◆ **Do this**: Look through the records that follow. Copy every line containing the word "JSON".

◆ **Entries provided**:
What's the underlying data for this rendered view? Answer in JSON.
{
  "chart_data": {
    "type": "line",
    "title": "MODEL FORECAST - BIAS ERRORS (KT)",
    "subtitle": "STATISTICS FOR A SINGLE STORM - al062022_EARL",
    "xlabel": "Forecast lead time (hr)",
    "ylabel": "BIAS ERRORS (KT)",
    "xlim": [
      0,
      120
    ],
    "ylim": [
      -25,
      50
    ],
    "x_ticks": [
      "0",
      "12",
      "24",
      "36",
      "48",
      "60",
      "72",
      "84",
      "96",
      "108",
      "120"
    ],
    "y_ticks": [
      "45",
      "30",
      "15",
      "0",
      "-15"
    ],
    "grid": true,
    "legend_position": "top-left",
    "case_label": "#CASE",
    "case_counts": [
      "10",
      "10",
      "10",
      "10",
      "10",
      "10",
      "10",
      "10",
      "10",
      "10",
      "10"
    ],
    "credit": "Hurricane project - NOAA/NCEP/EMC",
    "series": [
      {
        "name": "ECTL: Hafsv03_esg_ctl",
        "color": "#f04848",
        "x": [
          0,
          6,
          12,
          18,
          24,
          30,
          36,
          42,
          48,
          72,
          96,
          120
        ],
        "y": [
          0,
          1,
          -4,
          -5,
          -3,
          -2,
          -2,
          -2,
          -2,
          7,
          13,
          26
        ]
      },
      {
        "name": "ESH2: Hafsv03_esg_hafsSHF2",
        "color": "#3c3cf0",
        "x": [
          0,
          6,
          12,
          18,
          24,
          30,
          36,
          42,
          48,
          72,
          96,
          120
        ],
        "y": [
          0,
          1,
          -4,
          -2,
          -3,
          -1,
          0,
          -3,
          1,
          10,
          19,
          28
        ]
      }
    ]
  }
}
* * *
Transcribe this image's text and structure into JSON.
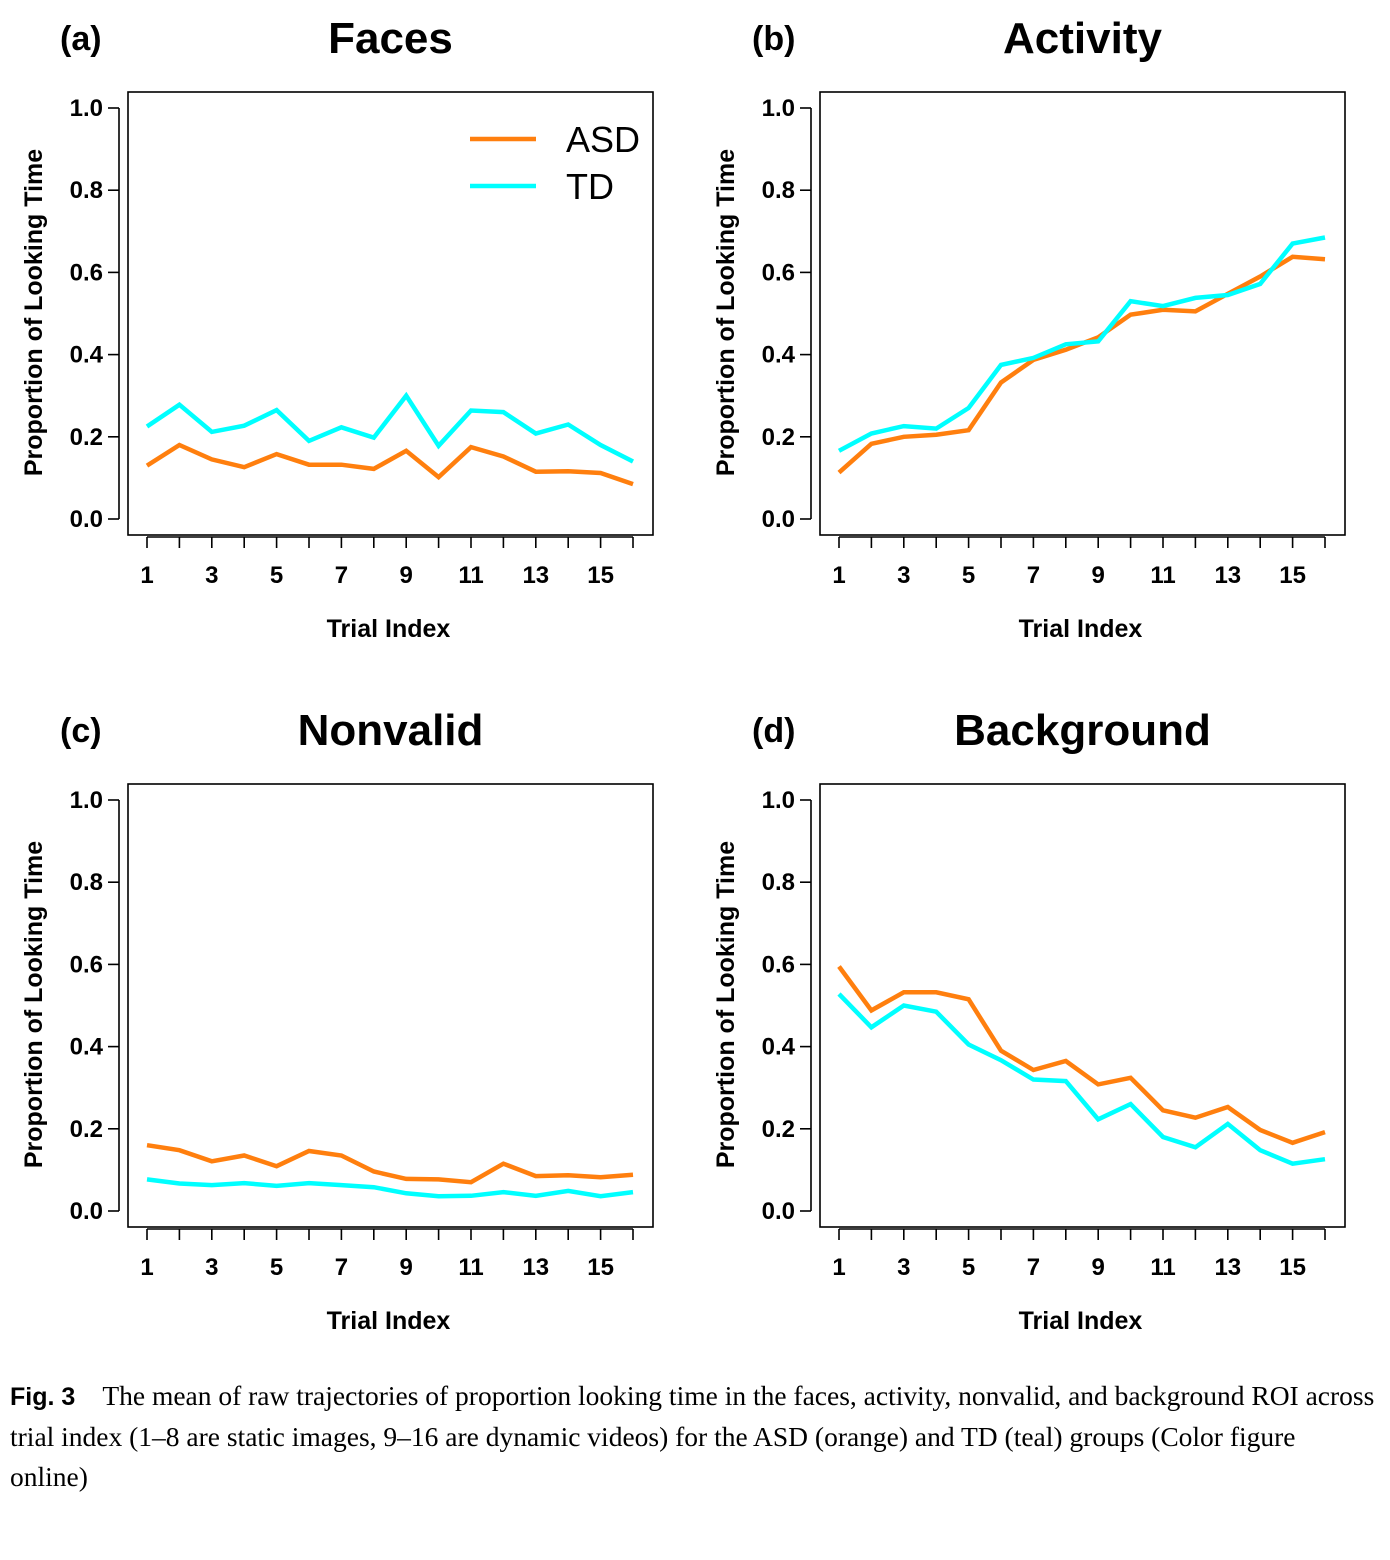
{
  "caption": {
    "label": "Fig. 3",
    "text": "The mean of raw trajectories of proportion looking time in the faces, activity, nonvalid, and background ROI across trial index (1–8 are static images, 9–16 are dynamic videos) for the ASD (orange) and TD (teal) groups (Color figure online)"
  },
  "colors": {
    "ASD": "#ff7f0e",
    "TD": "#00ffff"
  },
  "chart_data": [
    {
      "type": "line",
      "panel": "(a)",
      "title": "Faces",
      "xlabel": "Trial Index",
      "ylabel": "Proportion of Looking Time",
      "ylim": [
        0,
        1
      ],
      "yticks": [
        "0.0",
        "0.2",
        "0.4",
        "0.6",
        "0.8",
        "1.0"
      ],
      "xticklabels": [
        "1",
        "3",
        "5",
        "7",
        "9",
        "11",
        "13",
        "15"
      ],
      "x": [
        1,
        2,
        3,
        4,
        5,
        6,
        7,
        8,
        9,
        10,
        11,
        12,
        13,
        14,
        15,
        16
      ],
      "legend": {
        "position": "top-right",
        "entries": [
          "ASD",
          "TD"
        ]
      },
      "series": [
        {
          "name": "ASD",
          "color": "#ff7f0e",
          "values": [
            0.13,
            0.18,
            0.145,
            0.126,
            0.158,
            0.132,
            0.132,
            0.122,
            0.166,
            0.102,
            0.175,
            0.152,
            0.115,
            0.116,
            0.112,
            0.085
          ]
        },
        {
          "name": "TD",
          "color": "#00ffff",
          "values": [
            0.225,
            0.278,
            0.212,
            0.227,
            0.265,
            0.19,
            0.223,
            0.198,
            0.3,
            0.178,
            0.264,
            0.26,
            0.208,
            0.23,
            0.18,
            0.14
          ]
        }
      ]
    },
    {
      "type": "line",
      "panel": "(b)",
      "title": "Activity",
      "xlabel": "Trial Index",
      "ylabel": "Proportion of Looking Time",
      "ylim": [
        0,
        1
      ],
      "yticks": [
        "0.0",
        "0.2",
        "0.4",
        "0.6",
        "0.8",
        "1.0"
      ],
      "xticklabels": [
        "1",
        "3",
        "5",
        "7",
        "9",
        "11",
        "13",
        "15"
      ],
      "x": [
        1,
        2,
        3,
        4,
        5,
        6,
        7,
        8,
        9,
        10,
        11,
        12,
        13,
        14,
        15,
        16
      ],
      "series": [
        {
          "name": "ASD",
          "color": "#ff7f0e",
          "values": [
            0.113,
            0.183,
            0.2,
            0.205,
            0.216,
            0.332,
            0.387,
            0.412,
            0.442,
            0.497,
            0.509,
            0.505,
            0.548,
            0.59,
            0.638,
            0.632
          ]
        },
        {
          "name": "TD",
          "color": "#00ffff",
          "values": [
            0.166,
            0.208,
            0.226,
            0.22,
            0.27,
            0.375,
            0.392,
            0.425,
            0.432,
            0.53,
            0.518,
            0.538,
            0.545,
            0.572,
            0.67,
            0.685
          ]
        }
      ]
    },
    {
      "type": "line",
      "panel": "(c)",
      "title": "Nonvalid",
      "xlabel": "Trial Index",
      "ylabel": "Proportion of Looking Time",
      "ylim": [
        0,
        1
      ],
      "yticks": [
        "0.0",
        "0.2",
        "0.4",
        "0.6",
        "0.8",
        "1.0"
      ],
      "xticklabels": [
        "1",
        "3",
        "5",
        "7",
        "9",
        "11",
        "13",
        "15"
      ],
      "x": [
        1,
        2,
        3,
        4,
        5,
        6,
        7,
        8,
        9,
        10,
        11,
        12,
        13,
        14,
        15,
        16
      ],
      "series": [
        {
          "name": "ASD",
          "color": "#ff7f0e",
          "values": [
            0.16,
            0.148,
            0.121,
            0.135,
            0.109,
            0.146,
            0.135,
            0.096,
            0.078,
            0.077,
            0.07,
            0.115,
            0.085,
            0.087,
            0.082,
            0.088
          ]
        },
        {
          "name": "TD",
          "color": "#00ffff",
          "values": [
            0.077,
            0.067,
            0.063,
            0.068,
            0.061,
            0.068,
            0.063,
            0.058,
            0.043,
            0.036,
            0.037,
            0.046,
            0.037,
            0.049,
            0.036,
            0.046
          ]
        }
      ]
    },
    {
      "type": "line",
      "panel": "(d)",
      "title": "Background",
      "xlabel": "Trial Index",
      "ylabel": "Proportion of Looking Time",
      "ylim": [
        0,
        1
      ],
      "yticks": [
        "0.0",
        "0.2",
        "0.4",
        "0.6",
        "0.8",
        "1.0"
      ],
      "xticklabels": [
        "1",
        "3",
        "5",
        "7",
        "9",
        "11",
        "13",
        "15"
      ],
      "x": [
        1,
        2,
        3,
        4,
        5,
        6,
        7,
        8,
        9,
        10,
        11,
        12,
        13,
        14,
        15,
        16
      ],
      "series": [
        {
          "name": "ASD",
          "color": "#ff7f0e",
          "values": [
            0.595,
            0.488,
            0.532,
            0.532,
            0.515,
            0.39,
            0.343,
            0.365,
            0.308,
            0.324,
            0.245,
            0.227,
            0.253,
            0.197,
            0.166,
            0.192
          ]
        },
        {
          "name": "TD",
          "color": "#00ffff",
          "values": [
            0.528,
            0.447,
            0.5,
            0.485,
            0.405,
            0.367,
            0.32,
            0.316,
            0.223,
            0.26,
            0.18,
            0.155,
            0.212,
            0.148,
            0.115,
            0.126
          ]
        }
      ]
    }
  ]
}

◆ **In response**:
What's the underlying data for this rendered view? Answer in JSON.
Transcribe this image's text and structure into JSON.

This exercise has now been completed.